> **STATED GOAL**
Copy the data precisely, keeping every character.

--------------------

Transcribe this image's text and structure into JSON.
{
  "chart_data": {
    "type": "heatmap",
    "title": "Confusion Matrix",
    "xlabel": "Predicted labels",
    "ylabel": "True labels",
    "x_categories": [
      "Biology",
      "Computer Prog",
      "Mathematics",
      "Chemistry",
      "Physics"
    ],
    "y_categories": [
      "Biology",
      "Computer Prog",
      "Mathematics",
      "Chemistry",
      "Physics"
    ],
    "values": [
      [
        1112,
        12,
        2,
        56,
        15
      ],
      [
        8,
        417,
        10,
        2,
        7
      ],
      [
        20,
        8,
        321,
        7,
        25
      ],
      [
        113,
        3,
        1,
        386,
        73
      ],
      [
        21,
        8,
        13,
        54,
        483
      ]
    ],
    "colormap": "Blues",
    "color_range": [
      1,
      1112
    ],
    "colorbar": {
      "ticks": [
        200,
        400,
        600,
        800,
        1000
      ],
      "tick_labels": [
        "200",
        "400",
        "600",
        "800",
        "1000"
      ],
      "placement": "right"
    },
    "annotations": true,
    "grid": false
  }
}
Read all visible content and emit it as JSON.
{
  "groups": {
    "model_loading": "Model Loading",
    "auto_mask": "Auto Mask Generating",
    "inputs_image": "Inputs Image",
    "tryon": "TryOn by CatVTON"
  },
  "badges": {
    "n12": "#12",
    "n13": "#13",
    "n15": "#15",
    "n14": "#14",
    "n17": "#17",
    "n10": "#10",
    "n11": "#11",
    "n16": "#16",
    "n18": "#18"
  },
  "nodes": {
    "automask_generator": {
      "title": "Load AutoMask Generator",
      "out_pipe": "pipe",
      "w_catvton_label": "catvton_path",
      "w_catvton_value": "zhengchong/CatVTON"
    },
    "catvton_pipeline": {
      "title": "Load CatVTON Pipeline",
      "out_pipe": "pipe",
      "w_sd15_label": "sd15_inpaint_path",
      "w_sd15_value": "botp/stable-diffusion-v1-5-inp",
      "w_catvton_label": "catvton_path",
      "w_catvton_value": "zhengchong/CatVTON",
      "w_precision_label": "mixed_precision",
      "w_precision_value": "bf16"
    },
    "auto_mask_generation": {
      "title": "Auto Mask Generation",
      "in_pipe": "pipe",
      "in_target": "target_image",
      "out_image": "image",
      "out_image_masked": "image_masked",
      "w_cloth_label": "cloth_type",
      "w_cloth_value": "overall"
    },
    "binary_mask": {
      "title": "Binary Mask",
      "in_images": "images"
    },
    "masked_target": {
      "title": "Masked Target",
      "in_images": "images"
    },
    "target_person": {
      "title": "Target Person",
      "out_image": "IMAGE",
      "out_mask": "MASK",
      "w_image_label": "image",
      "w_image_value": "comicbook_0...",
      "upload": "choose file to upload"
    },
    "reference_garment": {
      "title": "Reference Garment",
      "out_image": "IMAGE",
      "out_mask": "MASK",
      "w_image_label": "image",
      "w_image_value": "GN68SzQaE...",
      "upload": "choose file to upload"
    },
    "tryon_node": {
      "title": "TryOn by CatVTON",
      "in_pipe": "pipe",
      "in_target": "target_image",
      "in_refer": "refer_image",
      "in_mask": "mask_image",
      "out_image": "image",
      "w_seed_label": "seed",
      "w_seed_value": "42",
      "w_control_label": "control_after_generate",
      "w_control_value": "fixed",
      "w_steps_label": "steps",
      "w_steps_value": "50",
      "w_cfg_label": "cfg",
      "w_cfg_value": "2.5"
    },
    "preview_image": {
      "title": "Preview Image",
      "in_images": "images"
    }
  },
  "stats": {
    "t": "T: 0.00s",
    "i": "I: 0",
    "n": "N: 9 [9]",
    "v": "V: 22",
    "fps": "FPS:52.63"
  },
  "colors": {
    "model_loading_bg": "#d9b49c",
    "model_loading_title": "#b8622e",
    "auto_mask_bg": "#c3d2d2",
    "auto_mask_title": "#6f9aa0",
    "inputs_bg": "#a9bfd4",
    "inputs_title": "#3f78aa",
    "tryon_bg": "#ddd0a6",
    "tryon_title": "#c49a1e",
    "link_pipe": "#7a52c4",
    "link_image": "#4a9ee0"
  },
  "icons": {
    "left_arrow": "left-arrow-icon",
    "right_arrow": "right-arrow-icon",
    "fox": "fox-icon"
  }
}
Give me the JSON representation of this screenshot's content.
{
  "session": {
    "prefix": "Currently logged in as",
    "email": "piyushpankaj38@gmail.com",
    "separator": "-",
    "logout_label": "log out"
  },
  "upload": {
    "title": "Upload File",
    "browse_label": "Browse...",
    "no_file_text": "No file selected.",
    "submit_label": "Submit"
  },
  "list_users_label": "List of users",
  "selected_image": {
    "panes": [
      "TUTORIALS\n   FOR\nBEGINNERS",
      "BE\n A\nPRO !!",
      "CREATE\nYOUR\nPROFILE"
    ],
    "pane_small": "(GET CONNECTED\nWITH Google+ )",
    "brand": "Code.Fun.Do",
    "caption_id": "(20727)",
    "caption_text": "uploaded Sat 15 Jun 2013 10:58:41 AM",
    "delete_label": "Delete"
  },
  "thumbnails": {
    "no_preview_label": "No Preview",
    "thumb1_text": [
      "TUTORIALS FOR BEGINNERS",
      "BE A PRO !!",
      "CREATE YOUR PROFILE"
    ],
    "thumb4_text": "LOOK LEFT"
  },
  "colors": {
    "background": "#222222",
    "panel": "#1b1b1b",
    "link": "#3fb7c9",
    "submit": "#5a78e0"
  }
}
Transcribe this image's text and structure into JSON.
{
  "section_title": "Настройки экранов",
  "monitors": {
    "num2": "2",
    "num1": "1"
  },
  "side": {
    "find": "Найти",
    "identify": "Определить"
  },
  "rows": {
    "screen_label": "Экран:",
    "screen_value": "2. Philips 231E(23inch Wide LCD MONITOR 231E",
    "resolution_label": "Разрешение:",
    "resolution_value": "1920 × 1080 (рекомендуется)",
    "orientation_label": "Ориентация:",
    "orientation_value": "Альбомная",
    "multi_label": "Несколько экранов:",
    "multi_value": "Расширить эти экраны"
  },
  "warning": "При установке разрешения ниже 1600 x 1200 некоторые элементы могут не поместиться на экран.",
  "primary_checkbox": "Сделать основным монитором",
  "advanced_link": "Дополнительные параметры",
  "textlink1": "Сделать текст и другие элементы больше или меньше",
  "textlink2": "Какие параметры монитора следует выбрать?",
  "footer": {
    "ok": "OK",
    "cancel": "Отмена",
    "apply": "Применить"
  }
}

--------------------

> **PROBLEM SOLUTION**
Transcribe this image's text and structure into JSON.
{
  "chart_data": {
    "type": "heatmap",
    "title": "Confusion Matrix",
    "xlabel": "Predicted labels",
    "ylabel": "True labels",
    "x_categories": [
      "Biology",
      "Computer Prog",
      "Mathematics",
      "Chemistry",
      "Physics"
    ],
    "y_categories": [
      "Biology",
      "Computer Prog",
      "Mathematics",
      "Chemistry",
      "Physics"
    ],
    "values": [
      [
        1112,
        12,
        2,
        56,
        15
      ],
      [
        8,
        417,
        10,
        2,
        7
      ],
      [
        20,
        8,
        321,
        7,
        25
      ],
      [
        113,
        3,
        1,
        386,
        73
      ],
      [
        21,
        8,
        13,
        54,
        483
      ]
    ],
    "colormap": "Blues",
    "color_range": [
      1,
      1112
    ],
    "colorbar": {
      "ticks": [
        200,
        400,
        600,
        800,
        1000
      ],
      "tick_labels": [
        "200",
        "400",
        "600",
        "800",
        "1000"
      ],
      "placement": "right"
    },
    "annotations": true,
    "grid": false
  }
}
Read all visible content and emit it as JSON.
{
  "groups": {
    "model_loading": "Model Loading",
    "auto_mask": "Auto Mask Generating",
    "inputs_image": "Inputs Image",
    "tryon": "TryOn by CatVTON"
  },
  "badges": {
    "n12": "#12",
    "n13": "#13",
    "n15": "#15",
    "n14": "#14",
    "n17": "#17",
    "n10": "#10",
    "n11": "#11",
    "n16": "#16",
    "n18": "#18"
  },
  "nodes": {
    "automask_generator": {
      "title": "Load AutoMask Generator",
      "out_pipe": "pipe",
      "w_catvton_label": "catvton_path",
      "w_catvton_value": "zhengchong/CatVTON"
    },
    "catvton_pipeline": {
      "title": "Load CatVTON Pipeline",
      "out_pipe": "pipe",
      "w_sd15_label": "sd15_inpaint_path",
      "w_sd15_value": "botp/stable-diffusion-v1-5-inp",
      "w_catvton_label": "catvton_path",
      "w_catvton_value": "zhengchong/CatVTON",
      "w_precision_label": "mixed_precision",
      "w_precision_value": "bf16"
    },
    "auto_mask_generation": {
      "title": "Auto Mask Generation",
      "in_pipe": "pipe",
      "in_target": "target_image",
      "out_image": "image",
      "out_image_masked": "image_masked",
      "w_cloth_label": "cloth_type",
      "w_cloth_value": "overall"
    },
    "binary_mask": {
      "title": "Binary Mask",
      "in_images": "images"
    },
    "masked_target": {
      "title": "Masked Target",
      "in_images": "images"
    },
    "target_person": {
      "title": "Target Person",
      "out_image": "IMAGE",
      "out_mask": "MASK",
      "w_image_label": "image",
      "w_image_value": "comicbook_0...",
      "upload": "choose file to upload"
    },
    "reference_garment": {
      "title": "Reference Garment",
      "out_image": "IMAGE",
      "out_mask": "MASK",
      "w_image_label": "image",
      "w_image_value": "GN68SzQaE...",
      "upload": "choose file to upload"
    },
    "tryon_node": {
      "title": "TryOn by CatVTON",
      "in_pipe": "pipe",
      "in_target": "target_image",
      "in_refer": "refer_image",
      "in_mask": "mask_image",
      "out_image": "image",
      "w_seed_label": "seed",
      "w_seed_value": "42",
      "w_control_label": "control_after_generate",
      "w_control_value": "fixed",
      "w_steps_label": "steps",
      "w_steps_value": "50",
      "w_cfg_label": "cfg",
      "w_cfg_value": "2.5"
    },
    "preview_image": {
      "title": "Preview Image",
      "in_images": "images"
    }
  },
  "stats": {
    "t": "T: 0.00s",
    "i": "I: 0",
    "n": "N: 9 [9]",
    "v": "V: 22",
    "fps": "FPS:52.63"
  },
  "colors": {
    "model_loading_bg": "#d9b49c",
    "model_loading_title": "#b8622e",
    "auto_mask_bg": "#c3d2d2",
    "auto_mask_title": "#6f9aa0",
    "inputs_bg": "#a9bfd4",
    "inputs_title": "#3f78aa",
    "tryon_bg": "#ddd0a6",
    "tryon_title": "#c49a1e",
    "link_pipe": "#7a52c4",
    "link_image": "#4a9ee0"
  },
  "icons": {
    "left_arrow": "left-arrow-icon",
    "right_arrow": "right-arrow-icon",
    "fox": "fox-icon"
  }
}
Give me the JSON representation of this screenshot's content.
{
  "session": {
    "prefix": "Currently logged in as",
    "email": "piyushpankaj38@gmail.com",
    "separator": "-",
    "logout_label": "log out"
  },
  "upload": {
    "title": "Upload File",
    "browse_label": "Browse...",
    "no_file_text": "No file selected.",
    "submit_label": "Submit"
  },
  "list_users_label": "List of users",
  "selected_image": {
    "panes": [
      "TUTORIALS\n   FOR\nBEGINNERS",
      "BE\n A\nPRO !!",
      "CREATE\nYOUR\nPROFILE"
    ],
    "pane_small": "(GET CONNECTED\nWITH Google+ )",
    "brand": "Code.Fun.Do",
    "caption_id": "(20727)",
    "caption_text": "uploaded Sat 15 Jun 2013 10:58:41 AM",
    "delete_label": "Delete"
  },
  "thumbnails": {
    "no_preview_label": "No Preview",
    "thumb1_text": [
      "TUTORIALS FOR BEGINNERS",
      "BE A PRO !!",
      "CREATE YOUR PROFILE"
    ],
    "thumb4_text": "LOOK LEFT"
  },
  "colors": {
    "background": "#222222",
    "panel": "#1b1b1b",
    "link": "#3fb7c9",
    "submit": "#5a78e0"
  }
}
Transcribe this image's text and structure into JSON.
{
  "section_title": "Настройки экранов",
  "monitors": {
    "num2": "2",
    "num1": "1"
  },
  "side": {
    "find": "Найти",
    "identify": "Определить"
  },
  "rows": {
    "screen_label": "Экран:",
    "screen_value": "2. Philips 231E(23inch Wide LCD MONITOR 231E",
    "resolution_label": "Разрешение:",
    "resolution_value": "1920 × 1080 (рекомендуется)",
    "orientation_label": "Ориентация:",
    "orientation_value": "Альбомная",
    "multi_label": "Несколько экранов:",
    "multi_value": "Расширить эти экраны"
  },
  "warning": "При установке разрешения ниже 1600 x 1200 некоторые элементы могут не поместиться на экран.",
  "primary_checkbox": "Сделать основным монитором",
  "advanced_link": "Дополнительные параметры",
  "textlink1": "Сделать текст и другие элементы больше или меньше",
  "textlink2": "Какие параметры монитора следует выбрать?",
  "footer": {
    "ok": "OK",
    "cancel": "Отмена",
    "apply": "Применить"
  }
}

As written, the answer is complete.